__TASK BRIEF__
Write out each line in which the string "JSON" is present.

------------------------------------------------------------------------

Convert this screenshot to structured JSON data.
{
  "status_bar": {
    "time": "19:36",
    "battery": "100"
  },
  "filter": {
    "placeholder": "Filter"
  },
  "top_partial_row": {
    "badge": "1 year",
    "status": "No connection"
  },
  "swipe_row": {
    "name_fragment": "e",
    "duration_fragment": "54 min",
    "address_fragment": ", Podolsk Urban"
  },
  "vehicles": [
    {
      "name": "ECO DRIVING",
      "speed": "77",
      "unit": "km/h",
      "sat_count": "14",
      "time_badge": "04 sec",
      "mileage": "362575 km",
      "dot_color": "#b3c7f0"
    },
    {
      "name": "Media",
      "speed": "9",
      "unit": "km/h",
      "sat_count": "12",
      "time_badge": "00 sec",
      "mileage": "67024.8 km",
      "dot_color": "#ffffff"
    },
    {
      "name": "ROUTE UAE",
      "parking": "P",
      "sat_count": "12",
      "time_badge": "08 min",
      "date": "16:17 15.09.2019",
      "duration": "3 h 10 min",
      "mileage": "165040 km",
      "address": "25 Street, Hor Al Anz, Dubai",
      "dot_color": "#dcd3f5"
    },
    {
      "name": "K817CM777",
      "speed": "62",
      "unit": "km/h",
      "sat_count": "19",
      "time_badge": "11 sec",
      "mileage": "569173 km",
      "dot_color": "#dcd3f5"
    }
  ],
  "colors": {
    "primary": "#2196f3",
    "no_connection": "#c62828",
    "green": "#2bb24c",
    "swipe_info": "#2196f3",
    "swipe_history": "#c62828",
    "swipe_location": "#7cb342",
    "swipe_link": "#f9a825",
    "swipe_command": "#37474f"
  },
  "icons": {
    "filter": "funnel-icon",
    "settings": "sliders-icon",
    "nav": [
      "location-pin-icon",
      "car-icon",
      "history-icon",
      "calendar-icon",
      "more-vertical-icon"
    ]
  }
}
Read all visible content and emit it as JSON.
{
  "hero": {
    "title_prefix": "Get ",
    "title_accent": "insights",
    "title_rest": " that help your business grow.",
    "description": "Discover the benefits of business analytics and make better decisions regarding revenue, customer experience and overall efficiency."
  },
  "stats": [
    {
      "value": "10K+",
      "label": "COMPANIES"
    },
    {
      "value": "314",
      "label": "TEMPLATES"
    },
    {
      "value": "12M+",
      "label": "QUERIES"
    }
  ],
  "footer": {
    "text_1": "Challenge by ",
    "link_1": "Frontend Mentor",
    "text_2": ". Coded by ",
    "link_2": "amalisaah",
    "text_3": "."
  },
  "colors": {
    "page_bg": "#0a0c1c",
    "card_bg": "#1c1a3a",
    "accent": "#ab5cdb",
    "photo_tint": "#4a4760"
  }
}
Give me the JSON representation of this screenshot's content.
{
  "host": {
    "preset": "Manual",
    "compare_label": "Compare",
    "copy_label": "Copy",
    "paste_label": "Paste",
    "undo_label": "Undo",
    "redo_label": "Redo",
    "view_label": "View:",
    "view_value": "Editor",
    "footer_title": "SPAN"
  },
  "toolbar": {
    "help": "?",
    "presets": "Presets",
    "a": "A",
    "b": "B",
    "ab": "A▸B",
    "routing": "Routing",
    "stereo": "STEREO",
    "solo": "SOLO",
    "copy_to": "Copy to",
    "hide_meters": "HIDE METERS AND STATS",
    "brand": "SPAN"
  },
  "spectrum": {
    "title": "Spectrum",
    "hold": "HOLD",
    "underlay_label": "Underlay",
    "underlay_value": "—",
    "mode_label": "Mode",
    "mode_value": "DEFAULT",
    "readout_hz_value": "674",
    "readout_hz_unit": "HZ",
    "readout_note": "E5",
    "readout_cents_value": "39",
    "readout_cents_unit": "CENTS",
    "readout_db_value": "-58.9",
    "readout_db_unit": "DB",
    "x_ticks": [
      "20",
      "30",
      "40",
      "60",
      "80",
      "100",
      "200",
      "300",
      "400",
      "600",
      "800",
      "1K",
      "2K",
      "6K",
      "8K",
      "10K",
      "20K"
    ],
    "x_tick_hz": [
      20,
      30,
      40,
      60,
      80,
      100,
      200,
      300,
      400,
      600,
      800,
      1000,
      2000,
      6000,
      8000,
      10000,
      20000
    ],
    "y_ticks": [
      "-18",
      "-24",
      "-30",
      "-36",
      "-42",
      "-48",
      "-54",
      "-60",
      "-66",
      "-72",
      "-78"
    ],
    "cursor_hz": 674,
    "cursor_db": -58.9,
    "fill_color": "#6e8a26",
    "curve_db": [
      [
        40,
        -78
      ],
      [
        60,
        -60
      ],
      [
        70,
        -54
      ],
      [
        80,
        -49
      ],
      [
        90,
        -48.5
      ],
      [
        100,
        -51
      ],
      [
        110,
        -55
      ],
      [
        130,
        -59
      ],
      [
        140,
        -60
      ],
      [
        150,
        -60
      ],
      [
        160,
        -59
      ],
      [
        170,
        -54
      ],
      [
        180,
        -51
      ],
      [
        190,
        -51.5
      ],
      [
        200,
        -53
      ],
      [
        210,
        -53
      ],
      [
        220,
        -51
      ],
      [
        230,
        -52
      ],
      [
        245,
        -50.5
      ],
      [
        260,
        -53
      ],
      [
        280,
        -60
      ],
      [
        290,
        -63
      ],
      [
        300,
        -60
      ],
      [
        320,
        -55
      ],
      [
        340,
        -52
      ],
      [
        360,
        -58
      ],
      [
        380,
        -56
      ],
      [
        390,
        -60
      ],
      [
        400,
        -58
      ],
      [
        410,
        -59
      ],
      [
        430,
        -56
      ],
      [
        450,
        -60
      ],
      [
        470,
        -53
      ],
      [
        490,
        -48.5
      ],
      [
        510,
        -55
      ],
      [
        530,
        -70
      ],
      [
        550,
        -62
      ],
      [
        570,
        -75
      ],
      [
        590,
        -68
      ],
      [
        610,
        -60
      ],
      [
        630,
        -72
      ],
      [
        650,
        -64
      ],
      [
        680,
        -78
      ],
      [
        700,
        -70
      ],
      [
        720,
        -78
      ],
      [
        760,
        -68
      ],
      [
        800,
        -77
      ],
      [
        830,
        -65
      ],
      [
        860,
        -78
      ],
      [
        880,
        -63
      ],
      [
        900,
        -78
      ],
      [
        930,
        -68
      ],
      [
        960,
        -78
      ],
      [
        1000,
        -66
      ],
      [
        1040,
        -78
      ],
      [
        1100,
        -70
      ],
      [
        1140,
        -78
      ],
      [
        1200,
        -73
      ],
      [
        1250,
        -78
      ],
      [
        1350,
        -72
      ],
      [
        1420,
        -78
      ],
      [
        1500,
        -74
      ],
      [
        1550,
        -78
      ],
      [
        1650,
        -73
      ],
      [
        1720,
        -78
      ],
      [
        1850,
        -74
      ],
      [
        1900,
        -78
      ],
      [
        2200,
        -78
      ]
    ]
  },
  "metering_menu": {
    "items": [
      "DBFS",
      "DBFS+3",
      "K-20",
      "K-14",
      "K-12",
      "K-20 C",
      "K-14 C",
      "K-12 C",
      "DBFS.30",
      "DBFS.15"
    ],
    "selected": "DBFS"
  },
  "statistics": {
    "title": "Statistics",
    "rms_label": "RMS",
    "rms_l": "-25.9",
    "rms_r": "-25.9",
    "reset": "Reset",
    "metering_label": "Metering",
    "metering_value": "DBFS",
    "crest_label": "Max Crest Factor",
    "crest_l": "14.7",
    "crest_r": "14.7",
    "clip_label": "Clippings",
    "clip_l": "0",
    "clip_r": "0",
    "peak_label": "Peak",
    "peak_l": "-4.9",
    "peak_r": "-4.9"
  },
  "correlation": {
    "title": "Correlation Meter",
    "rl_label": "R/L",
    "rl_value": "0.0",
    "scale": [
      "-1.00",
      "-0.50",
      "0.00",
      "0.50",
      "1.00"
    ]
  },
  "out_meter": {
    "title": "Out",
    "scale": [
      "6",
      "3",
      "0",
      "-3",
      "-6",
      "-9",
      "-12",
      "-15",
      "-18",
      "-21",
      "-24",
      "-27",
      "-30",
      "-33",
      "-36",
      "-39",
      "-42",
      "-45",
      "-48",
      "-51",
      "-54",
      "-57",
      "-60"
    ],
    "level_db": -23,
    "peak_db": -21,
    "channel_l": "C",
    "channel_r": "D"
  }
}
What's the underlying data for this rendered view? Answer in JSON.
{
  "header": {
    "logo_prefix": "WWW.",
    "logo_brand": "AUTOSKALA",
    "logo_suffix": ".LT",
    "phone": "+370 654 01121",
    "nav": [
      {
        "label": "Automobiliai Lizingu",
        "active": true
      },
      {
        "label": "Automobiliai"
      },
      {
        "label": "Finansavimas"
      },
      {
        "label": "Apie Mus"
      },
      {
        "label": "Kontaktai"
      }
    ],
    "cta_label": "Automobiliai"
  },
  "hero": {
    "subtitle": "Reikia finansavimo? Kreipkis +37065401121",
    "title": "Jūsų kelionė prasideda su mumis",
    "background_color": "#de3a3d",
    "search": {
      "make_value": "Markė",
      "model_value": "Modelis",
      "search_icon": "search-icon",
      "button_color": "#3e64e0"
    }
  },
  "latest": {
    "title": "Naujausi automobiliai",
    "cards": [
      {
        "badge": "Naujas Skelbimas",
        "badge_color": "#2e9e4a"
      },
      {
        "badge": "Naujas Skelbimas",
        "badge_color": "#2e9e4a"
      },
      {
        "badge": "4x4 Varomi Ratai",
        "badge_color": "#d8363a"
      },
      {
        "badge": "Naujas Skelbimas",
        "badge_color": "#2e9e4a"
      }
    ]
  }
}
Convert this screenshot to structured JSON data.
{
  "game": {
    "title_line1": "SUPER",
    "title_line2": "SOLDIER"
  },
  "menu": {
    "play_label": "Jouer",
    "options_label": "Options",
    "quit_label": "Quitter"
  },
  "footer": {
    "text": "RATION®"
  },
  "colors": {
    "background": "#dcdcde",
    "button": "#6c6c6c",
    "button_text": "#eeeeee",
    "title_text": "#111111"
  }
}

------------------------------------------------------------------------

__RESPONSE TO THIS EXERCISE__
Convert this screenshot to structured JSON data.
Read all visible content and emit it as JSON.
Give me the JSON representation of this screenshot's content.
What's the underlying data for this rendered view? Answer in JSON.
Convert this screenshot to structured JSON data.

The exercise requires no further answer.